──────── GIVEN INFORMATION

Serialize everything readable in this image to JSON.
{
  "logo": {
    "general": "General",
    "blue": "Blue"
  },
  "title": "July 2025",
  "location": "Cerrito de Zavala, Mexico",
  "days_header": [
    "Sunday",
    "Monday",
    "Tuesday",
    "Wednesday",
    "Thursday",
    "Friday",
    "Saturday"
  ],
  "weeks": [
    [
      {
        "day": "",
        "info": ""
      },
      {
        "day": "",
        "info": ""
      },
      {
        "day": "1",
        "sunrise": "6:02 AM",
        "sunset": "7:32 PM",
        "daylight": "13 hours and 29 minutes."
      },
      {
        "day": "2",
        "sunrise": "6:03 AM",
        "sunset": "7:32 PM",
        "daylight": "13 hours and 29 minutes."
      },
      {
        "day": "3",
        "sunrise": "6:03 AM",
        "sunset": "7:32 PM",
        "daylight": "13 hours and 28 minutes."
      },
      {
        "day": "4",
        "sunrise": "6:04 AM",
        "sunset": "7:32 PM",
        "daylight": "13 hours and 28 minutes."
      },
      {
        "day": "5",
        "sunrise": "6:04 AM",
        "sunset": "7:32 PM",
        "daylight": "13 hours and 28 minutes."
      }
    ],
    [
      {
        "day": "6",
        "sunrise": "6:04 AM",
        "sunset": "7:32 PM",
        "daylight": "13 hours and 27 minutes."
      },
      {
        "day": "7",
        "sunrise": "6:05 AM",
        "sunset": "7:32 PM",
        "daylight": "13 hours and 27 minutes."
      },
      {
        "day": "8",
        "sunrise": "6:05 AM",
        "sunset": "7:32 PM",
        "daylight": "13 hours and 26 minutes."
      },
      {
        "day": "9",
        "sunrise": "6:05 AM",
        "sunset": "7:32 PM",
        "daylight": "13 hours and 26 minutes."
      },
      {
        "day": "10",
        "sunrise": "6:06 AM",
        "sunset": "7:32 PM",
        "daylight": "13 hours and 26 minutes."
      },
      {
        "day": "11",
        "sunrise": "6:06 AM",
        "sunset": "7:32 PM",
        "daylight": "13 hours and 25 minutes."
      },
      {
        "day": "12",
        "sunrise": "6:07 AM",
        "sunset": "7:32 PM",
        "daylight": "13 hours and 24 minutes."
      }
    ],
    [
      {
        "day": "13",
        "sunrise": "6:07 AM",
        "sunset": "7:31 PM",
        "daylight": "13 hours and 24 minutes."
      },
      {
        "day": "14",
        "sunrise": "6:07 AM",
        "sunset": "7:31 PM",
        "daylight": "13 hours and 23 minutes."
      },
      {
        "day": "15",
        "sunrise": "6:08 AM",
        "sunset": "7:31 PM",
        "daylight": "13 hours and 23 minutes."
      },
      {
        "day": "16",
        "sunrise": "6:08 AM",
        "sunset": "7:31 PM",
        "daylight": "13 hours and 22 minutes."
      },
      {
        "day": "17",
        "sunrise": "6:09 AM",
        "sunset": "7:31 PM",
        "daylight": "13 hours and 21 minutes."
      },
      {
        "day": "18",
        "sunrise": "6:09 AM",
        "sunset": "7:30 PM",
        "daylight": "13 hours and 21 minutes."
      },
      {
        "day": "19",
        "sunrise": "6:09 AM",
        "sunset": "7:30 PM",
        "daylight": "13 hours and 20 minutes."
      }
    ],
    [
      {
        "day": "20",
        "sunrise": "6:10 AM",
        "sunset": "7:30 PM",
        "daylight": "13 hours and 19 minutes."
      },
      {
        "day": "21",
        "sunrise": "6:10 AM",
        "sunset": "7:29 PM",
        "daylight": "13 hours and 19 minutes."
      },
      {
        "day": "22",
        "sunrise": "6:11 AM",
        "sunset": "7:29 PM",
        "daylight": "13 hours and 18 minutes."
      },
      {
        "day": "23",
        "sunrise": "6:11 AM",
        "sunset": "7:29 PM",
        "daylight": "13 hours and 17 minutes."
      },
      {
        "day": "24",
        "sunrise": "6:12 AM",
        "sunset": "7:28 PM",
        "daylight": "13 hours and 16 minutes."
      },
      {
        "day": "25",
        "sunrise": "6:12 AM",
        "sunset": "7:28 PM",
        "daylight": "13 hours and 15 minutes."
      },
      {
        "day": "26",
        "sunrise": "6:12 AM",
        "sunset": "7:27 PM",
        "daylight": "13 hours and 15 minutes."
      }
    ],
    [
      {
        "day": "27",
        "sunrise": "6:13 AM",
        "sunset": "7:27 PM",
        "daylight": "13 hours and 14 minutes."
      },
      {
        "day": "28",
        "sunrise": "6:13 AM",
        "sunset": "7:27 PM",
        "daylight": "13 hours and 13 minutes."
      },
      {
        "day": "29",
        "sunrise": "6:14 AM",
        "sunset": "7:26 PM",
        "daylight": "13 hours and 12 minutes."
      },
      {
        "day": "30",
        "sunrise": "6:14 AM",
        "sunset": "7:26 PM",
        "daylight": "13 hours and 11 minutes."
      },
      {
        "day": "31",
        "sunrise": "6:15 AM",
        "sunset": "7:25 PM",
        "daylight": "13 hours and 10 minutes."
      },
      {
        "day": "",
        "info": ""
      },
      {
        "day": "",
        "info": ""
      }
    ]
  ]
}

────────────────

AIM OF THE TASK: Exact copies of all the records are required.

FINISHED EXERCISE:
Serialize everything readable in this image to JSON.
{
  "logo": {
    "general": "General",
    "blue": "Blue"
  },
  "title": "July 2025",
  "location": "Cerrito de Zavala, Mexico",
  "days_header": [
    "Sunday",
    "Monday",
    "Tuesday",
    "Wednesday",
    "Thursday",
    "Friday",
    "Saturday"
  ],
  "weeks": [
    [
      {
        "day": "",
        "info": ""
      },
      {
        "day": "",
        "info": ""
      },
      {
        "day": "1",
        "sunrise": "6:02 AM",
        "sunset": "7:32 PM",
        "daylight": "13 hours and 29 minutes."
      },
      {
        "day": "2",
        "sunrise": "6:03 AM",
        "sunset": "7:32 PM",
        "daylight": "13 hours and 29 minutes."
      },
      {
        "day": "3",
        "sunrise": "6:03 AM",
        "sunset": "7:32 PM",
        "daylight": "13 hours and 28 minutes."
      },
      {
        "day": "4",
        "sunrise": "6:04 AM",
        "sunset": "7:32 PM",
        "daylight": "13 hours and 28 minutes."
      },
      {
        "day": "5",
        "sunrise": "6:04 AM",
        "sunset": "7:32 PM",
        "daylight": "13 hours and 28 minutes."
      }
    ],
    [
      {
        "day": "6",
        "sunrise": "6:04 AM",
        "sunset": "7:32 PM",
        "daylight": "13 hours and 27 minutes."
      },
      {
        "day": "7",
        "sunrise": "6:05 AM",
        "sunset": "7:32 PM",
        "daylight": "13 hours and 27 minutes."
      },
      {
        "day": "8",
        "sunrise": "6:05 AM",
        "sunset": "7:32 PM",
        "daylight": "13 hours and 26 minutes."
      },
      {
        "day": "9",
        "sunrise": "6:05 AM",
        "sunset": "7:32 PM",
        "daylight": "13 hours and 26 minutes."
      },
      {
        "day": "10",
        "sunrise": "6:06 AM",
        "sunset": "7:32 PM",
        "daylight": "13 hours and 26 minutes."
      },
      {
        "day": "11",
        "sunrise": "6:06 AM",
        "sunset": "7:32 PM",
        "daylight": "13 hours and 25 minutes."
      },
      {
        "day": "12",
        "sunrise": "6:07 AM",
        "sunset": "7:32 PM",
        "daylight": "13 hours and 24 minutes."
      }
    ],
    [
      {
        "day": "13",
        "sunrise": "6:07 AM",
        "sunset": "7:31 PM",
        "daylight": "13 hours and 24 minutes."
      },
      {
        "day": "14",
        "sunrise": "6:07 AM",
        "sunset": "7:31 PM",
        "daylight": "13 hours and 23 minutes."
      },
      {
        "day": "15",
        "sunrise": "6:08 AM",
        "sunset": "7:31 PM",
        "daylight": "13 hours and 23 minutes."
      },
      {
        "day": "16",
        "sunrise": "6:08 AM",
        "sunset": "7:31 PM",
        "daylight": "13 hours and 22 minutes."
      },
      {
        "day": "17",
        "sunrise": "6:09 AM",
        "sunset": "7:31 PM",
        "daylight": "13 hours and 21 minutes."
      },
      {
        "day": "18",
        "sunrise": "6:09 AM",
        "sunset": "7:30 PM",
        "daylight": "13 hours and 21 minutes."
      },
      {
        "day": "19",
        "sunrise": "6:09 AM",
        "sunset": "7:30 PM",
        "daylight": "13 hours and 20 minutes."
      }
    ],
    [
      {
        "day": "20",
        "sunrise": "6:10 AM",
        "sunset": "7:30 PM",
        "daylight": "13 hours and 19 minutes."
      },
      {
        "day": "21",
        "sunrise": "6:10 AM",
        "sunset": "7:29 PM",
        "daylight": "13 hours and 19 minutes."
      },
      {
        "day": "22",
        "sunrise": "6:11 AM",
        "sunset": "7:29 PM",
        "daylight": "13 hours and 18 minutes."
      },
      {
        "day": "23",
        "sunrise": "6:11 AM",
        "sunset": "7:29 PM",
        "daylight": "13 hours and 17 minutes."
      },
      {
        "day": "24",
        "sunrise": "6:12 AM",
        "sunset": "7:28 PM",
        "daylight": "13 hours and 16 minutes."
      },
      {
        "day": "25",
        "sunrise": "6:12 AM",
        "sunset": "7:28 PM",
        "daylight": "13 hours and 15 minutes."
      },
      {
        "day": "26",
        "sunrise": "6:12 AM",
        "sunset": "7:27 PM",
        "daylight": "13 hours and 15 minutes."
      }
    ],
    [
      {
        "day": "27",
        "sunrise": "6:13 AM",
        "sunset": "7:27 PM",
        "daylight": "13 hours and 14 minutes."
      },
      {
        "day": "28",
        "sunrise": "6:13 AM",
        "sunset": "7:27 PM",
        "daylight": "13 hours and 13 minutes."
      },
      {
        "day": "29",
        "sunrise": "6:14 AM",
        "sunset": "7:26 PM",
        "daylight": "13 hours and 12 minutes."
      },
      {
        "day": "30",
        "sunrise": "6:14 AM",
        "sunset": "7:26 PM",
        "daylight": "13 hours and 11 minutes."
      },
      {
        "day": "31",
        "sunrise": "6:15 AM",
        "sunset": "7:25 PM",
        "daylight": "13 hours and 10 minutes."
      },
      {
        "day": "",
        "info": ""
      },
      {
        "day": "",
        "info": ""
      }
    ]
  ]
}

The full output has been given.